• **What to do**
Swap "table-row" for "grid-row" in the lines from the one with "pin-3-badge-icon — [40, 317, 53, 330]" up to and including the one with "table-cell: 3 — [290, 113, 436, 120]", and give only those lines with nothing else changed.

Excerpts from a layout annotation set
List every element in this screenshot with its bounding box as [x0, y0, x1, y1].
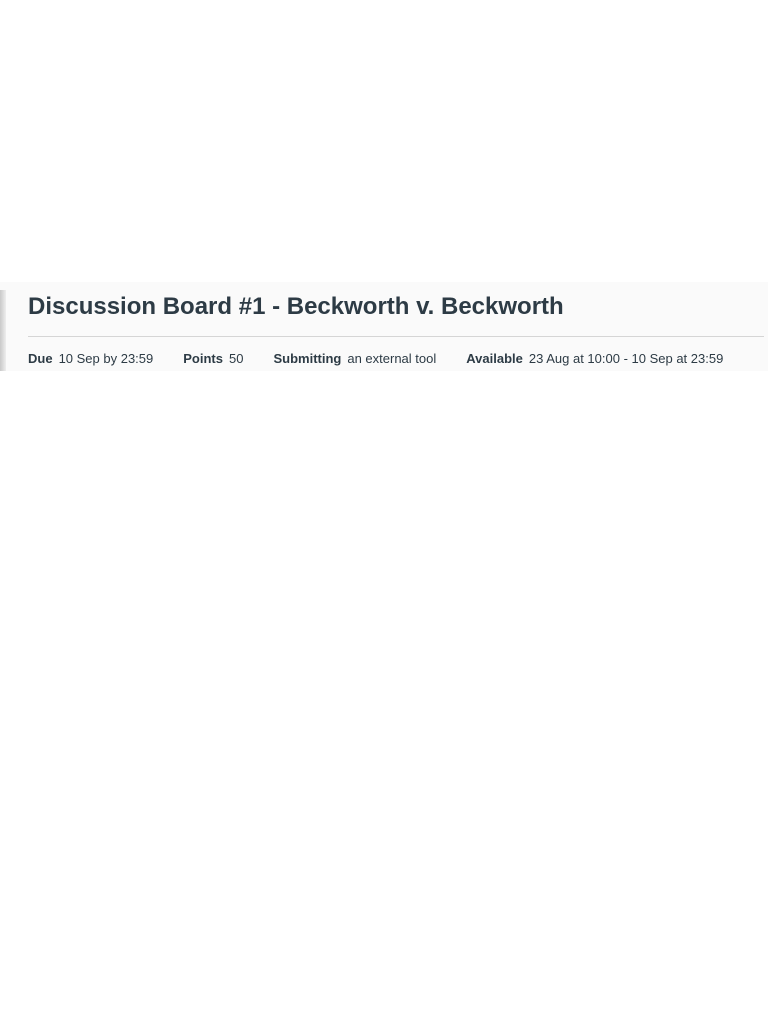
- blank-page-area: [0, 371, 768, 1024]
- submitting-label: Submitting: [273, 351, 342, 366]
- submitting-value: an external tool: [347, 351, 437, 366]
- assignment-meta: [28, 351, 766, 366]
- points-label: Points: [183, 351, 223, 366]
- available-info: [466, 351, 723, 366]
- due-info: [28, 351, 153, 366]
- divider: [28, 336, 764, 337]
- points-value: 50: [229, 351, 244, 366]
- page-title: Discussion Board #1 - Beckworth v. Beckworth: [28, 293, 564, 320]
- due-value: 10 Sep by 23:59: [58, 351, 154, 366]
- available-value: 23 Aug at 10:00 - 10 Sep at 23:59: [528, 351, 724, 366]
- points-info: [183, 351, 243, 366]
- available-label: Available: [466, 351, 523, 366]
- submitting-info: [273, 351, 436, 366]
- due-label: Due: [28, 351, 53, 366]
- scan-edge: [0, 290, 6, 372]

--

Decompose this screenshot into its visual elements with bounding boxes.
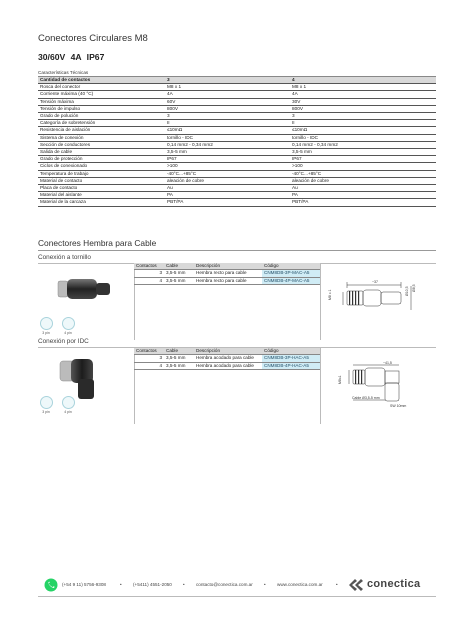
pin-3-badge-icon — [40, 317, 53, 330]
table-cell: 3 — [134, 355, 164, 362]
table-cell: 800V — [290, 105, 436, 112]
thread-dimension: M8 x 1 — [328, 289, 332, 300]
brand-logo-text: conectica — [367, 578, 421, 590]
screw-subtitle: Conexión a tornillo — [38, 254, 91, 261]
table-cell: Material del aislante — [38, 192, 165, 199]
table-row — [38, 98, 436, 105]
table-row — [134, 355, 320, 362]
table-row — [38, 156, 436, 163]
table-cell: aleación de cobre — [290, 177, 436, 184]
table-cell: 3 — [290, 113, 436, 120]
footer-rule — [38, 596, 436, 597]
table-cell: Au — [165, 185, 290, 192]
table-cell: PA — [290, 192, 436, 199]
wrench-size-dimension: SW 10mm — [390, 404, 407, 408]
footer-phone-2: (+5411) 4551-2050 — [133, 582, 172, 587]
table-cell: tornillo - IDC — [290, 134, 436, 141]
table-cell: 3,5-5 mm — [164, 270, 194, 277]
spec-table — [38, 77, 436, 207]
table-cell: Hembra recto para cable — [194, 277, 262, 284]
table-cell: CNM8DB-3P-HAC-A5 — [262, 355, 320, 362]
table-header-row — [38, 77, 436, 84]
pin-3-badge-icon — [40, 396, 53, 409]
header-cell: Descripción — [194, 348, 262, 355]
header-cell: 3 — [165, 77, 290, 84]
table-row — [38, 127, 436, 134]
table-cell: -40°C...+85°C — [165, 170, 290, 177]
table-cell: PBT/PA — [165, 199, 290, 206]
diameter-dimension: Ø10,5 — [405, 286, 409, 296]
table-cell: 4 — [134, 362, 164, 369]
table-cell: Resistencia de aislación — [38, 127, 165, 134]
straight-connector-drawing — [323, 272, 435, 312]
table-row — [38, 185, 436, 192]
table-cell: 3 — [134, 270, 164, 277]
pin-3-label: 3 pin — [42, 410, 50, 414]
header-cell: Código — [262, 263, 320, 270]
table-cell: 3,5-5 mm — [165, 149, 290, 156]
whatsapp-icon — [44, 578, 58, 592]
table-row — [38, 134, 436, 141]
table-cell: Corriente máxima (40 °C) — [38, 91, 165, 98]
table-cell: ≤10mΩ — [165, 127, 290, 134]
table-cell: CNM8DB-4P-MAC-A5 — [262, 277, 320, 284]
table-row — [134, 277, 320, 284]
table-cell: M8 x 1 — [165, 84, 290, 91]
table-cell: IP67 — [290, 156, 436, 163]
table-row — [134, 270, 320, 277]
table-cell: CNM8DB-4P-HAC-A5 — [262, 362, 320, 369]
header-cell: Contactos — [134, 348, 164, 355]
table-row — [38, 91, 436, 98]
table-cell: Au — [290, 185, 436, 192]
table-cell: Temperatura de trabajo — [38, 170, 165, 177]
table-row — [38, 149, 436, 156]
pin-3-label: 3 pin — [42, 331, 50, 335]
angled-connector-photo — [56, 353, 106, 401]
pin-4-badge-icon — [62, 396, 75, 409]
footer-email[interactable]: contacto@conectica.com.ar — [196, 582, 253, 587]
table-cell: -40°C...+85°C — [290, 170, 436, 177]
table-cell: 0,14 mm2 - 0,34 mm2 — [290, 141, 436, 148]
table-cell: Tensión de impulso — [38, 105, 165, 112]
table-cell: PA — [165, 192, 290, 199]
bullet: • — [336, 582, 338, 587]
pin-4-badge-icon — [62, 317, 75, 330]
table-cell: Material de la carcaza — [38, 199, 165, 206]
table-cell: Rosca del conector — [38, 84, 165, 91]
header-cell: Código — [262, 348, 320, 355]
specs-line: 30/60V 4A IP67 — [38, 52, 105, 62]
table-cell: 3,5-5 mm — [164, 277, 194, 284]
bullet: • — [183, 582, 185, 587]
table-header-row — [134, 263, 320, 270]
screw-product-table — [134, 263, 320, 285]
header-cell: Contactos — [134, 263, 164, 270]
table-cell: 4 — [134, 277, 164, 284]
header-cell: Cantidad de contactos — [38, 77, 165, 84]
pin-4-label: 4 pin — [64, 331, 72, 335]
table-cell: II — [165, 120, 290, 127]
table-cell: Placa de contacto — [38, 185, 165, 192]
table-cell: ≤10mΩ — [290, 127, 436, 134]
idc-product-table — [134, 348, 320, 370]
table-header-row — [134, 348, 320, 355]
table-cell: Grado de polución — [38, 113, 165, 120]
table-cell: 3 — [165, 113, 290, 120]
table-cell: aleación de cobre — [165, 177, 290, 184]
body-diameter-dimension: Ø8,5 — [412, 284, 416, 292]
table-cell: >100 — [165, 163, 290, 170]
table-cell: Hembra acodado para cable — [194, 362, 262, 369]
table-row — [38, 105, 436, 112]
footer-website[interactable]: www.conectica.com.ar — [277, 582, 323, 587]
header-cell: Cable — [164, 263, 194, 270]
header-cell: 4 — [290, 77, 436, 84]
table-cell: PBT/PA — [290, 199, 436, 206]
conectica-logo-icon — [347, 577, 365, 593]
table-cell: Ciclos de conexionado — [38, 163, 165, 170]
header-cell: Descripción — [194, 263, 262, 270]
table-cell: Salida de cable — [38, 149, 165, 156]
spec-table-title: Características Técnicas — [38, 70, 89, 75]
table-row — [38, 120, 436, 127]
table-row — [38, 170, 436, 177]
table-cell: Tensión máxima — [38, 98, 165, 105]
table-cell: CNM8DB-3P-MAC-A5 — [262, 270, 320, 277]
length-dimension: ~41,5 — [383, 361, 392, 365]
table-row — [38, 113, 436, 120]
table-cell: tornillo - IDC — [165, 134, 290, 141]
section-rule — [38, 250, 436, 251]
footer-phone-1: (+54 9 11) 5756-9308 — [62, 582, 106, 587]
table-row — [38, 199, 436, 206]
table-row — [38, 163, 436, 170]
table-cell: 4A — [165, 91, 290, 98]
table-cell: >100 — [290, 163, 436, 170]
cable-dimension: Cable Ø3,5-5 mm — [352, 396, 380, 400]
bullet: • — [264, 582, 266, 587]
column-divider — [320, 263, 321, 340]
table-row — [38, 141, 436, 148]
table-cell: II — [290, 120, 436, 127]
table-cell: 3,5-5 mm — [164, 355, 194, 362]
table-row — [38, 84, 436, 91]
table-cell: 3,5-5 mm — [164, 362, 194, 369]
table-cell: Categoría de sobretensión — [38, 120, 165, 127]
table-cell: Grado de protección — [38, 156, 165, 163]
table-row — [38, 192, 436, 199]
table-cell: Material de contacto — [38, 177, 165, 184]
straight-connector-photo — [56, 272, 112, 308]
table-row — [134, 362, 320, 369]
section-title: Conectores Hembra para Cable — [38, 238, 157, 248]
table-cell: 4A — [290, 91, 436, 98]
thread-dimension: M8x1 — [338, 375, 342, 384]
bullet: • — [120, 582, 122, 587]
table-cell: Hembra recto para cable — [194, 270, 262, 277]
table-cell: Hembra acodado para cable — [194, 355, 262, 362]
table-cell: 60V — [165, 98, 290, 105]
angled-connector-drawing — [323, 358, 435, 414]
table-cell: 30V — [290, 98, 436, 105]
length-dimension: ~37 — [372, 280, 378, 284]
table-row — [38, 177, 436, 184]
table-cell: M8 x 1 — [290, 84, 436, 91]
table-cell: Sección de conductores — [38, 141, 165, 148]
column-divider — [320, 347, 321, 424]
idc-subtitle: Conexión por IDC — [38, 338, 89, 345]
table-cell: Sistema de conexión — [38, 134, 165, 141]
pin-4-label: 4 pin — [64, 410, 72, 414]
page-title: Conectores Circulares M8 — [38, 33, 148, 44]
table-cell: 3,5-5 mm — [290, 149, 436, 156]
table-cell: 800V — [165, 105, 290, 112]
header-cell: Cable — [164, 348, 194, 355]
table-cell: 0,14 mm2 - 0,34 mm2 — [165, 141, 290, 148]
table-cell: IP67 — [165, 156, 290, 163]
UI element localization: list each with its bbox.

---

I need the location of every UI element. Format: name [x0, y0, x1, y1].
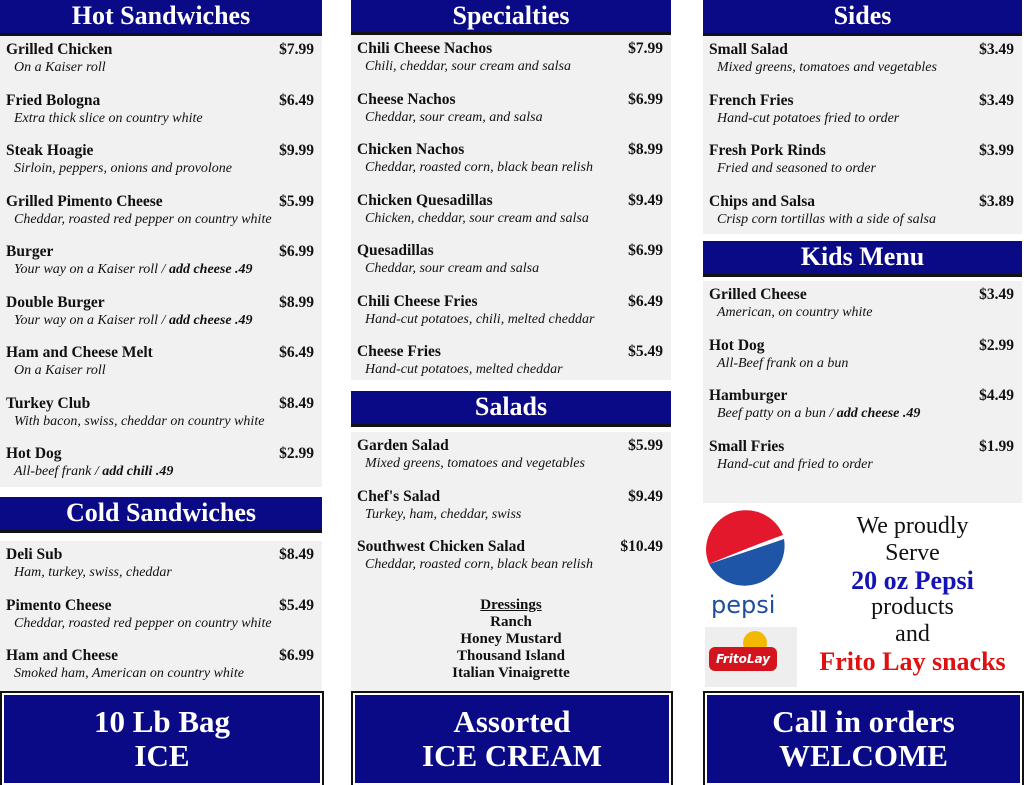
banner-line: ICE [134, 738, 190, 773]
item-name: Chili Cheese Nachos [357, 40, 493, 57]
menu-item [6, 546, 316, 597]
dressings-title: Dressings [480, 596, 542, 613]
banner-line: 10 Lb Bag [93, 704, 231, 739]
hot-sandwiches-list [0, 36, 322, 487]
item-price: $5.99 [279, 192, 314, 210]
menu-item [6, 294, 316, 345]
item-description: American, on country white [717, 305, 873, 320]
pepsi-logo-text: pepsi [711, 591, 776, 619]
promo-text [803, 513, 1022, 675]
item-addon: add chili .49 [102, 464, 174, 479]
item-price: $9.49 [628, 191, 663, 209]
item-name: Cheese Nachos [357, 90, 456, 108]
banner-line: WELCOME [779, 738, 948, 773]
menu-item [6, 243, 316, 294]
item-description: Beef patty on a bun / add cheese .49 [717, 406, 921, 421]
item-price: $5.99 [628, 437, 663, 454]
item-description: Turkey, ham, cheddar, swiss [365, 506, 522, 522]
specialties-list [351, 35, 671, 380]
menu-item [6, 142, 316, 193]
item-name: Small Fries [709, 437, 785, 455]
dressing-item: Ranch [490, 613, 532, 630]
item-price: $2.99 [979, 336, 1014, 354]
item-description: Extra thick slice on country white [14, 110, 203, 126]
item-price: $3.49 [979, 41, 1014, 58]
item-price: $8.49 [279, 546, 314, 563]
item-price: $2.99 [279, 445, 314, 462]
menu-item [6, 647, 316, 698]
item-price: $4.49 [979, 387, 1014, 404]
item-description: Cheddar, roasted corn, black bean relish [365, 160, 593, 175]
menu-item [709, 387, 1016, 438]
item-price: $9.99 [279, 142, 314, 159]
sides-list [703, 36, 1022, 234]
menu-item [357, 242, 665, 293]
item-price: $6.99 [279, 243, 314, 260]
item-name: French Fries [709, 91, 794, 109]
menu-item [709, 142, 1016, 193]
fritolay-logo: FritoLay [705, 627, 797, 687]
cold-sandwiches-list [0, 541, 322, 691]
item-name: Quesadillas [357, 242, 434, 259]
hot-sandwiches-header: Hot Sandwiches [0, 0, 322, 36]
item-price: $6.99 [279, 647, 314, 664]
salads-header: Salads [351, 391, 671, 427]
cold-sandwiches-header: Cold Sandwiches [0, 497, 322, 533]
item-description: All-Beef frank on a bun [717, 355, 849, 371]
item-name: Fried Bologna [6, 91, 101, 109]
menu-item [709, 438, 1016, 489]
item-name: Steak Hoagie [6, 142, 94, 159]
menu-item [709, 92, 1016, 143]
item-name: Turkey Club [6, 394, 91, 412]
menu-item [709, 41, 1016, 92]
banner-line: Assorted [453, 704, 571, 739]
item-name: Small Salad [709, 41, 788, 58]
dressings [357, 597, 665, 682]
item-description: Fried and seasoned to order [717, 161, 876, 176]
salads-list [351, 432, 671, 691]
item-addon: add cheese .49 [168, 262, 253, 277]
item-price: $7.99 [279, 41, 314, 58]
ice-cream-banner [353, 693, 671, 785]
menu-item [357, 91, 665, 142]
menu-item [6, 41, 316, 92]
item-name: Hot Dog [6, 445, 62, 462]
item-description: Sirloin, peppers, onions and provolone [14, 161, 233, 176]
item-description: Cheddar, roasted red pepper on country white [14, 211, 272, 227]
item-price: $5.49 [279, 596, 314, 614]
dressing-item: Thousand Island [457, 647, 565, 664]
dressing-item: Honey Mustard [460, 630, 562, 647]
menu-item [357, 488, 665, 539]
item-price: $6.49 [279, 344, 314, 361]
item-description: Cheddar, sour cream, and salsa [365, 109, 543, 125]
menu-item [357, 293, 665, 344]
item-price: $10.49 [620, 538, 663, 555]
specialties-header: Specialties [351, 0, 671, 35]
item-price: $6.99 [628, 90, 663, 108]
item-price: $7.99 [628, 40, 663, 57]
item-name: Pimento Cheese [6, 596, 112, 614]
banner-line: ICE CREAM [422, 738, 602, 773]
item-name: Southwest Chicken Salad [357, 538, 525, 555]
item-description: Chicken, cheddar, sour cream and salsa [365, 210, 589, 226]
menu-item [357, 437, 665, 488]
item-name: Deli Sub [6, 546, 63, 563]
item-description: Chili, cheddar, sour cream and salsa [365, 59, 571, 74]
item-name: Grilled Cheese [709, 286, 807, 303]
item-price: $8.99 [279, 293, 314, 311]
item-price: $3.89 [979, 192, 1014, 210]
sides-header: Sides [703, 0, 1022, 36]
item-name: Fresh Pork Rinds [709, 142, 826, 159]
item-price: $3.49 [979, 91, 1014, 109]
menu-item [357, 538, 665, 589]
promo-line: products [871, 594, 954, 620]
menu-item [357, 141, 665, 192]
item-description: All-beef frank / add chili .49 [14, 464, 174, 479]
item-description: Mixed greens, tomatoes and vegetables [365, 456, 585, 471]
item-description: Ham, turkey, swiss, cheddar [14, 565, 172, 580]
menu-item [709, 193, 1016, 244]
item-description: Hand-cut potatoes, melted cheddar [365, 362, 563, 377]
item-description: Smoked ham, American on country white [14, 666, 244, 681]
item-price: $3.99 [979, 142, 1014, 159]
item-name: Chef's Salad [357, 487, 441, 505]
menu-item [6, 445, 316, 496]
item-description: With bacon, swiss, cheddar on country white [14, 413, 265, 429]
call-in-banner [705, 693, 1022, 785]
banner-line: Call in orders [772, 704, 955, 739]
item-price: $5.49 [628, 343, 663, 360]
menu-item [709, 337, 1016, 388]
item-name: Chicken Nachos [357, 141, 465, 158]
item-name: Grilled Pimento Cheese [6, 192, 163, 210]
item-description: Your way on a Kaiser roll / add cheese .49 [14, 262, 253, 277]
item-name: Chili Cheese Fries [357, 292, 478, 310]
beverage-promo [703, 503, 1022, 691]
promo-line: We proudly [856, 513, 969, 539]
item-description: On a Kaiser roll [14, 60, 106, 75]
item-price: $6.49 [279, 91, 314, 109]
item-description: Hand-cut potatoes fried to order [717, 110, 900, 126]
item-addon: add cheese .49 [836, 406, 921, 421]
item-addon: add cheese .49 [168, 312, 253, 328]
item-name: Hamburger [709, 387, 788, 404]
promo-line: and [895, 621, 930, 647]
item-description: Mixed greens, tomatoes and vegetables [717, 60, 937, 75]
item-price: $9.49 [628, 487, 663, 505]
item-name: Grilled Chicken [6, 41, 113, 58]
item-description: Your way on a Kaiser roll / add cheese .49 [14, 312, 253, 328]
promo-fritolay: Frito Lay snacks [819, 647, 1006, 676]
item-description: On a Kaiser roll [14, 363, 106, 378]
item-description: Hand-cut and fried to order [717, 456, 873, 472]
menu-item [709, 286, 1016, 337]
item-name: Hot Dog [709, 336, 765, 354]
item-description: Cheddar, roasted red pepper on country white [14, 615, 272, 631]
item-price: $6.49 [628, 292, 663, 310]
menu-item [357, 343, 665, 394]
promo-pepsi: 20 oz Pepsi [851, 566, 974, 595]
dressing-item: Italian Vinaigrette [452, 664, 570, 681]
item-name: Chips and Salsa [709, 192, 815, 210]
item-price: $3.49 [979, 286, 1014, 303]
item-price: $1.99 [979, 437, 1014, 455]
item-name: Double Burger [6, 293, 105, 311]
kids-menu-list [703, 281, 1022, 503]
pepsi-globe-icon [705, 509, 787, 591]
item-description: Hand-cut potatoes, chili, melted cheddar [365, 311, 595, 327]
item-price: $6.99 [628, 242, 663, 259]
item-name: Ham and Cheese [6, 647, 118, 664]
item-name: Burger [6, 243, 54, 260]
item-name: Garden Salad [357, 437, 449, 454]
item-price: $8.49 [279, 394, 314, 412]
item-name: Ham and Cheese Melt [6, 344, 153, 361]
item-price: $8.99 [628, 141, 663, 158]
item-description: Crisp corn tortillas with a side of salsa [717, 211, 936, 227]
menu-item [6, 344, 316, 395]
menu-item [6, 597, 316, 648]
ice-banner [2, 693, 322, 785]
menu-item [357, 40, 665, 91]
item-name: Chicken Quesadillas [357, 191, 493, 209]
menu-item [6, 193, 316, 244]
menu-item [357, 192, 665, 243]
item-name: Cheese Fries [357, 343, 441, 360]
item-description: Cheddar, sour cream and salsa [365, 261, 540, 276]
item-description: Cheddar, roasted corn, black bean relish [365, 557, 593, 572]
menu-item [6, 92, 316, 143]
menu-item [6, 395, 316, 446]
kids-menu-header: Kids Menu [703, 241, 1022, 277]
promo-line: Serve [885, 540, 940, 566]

• **Solution to this task**
pin-3-badge-icon — [40, 317, 53, 330]
table-cell: 3 — [134, 355, 164, 362]
table-cell: 800V — [290, 105, 436, 112]
thread-dimension: M8 x 1 — [328, 289, 332, 300]
brand-logo-text: conectica — [367, 578, 421, 590]
screw-subtitle: Conexión a tornillo — [38, 254, 91, 261]
table-cell: Material del aislante — [38, 192, 165, 199]
grid-row — [38, 98, 436, 105]
grid-row — [134, 355, 320, 362]
grid-row — [38, 156, 436, 163]
table-cell: aleación de cobre — [290, 177, 436, 184]
table-cell: 3 — [290, 113, 436, 120]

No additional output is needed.